**Problem statement**:
Your task is to repeat all of the material exactly.

-- begin Provided material --

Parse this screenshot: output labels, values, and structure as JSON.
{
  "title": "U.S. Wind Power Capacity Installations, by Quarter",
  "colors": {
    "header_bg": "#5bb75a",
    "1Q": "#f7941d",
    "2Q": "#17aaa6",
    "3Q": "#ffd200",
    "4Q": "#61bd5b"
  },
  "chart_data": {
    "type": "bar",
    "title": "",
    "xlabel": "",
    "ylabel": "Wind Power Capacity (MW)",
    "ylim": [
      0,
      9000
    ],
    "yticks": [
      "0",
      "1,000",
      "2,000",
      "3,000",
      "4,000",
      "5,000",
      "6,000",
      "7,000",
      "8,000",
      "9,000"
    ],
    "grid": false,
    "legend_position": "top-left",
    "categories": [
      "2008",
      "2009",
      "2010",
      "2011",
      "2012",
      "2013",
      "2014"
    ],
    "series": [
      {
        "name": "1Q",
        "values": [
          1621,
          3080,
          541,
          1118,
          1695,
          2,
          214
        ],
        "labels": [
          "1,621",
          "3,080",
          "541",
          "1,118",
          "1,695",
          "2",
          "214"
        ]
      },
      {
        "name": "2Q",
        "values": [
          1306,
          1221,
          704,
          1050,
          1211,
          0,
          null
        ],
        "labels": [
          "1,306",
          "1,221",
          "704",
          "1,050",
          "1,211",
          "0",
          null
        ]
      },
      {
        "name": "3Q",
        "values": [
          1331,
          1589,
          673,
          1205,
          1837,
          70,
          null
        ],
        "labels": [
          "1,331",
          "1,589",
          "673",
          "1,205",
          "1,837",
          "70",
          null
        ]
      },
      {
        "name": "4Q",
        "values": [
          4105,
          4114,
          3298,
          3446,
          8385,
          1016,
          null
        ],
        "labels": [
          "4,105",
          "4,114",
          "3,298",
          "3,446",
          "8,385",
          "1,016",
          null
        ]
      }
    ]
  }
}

-- end Provided material --

**Written solution**:
Parse this screenshot: output labels, values, and structure as JSON.
{
  "title": "U.S. Wind Power Capacity Installations, by Quarter",
  "colors": {
    "header_bg": "#5bb75a",
    "1Q": "#f7941d",
    "2Q": "#17aaa6",
    "3Q": "#ffd200",
    "4Q": "#61bd5b"
  },
  "chart_data": {
    "type": "bar",
    "title": "",
    "xlabel": "",
    "ylabel": "Wind Power Capacity (MW)",
    "ylim": [
      0,
      9000
    ],
    "yticks": [
      "0",
      "1,000",
      "2,000",
      "3,000",
      "4,000",
      "5,000",
      "6,000",
      "7,000",
      "8,000",
      "9,000"
    ],
    "grid": false,
    "legend_position": "top-left",
    "categories": [
      "2008",
      "2009",
      "2010",
      "2011",
      "2012",
      "2013",
      "2014"
    ],
    "series": [
      {
        "name": "1Q",
        "values": [
          1621,
          3080,
          541,
          1118,
          1695,
          2,
          214
        ],
        "labels": [
          "1,621",
          "3,080",
          "541",
          "1,118",
          "1,695",
          "2",
          "214"
        ]
      },
      {
        "name": "2Q",
        "values": [
          1306,
          1221,
          704,
          1050,
          1211,
          0,
          null
        ],
        "labels": [
          "1,306",
          "1,221",
          "704",
          "1,050",
          "1,211",
          "0",
          null
        ]
      },
      {
        "name": "3Q",
        "values": [
          1331,
          1589,
          673,
          1205,
          1837,
          70,
          null
        ],
        "labels": [
          "1,331",
          "1,589",
          "673",
          "1,205",
          "1,837",
          "70",
          null
        ]
      },
      {
        "name": "4Q",
        "values": [
          4105,
          4114,
          3298,
          3446,
          8385,
          1016,
          null
        ],
        "labels": [
          "4,105",
          "4,114",
          "3,298",
          "3,446",
          "8,385",
          "1,016",
          null
        ]
      }
    ]
  }
}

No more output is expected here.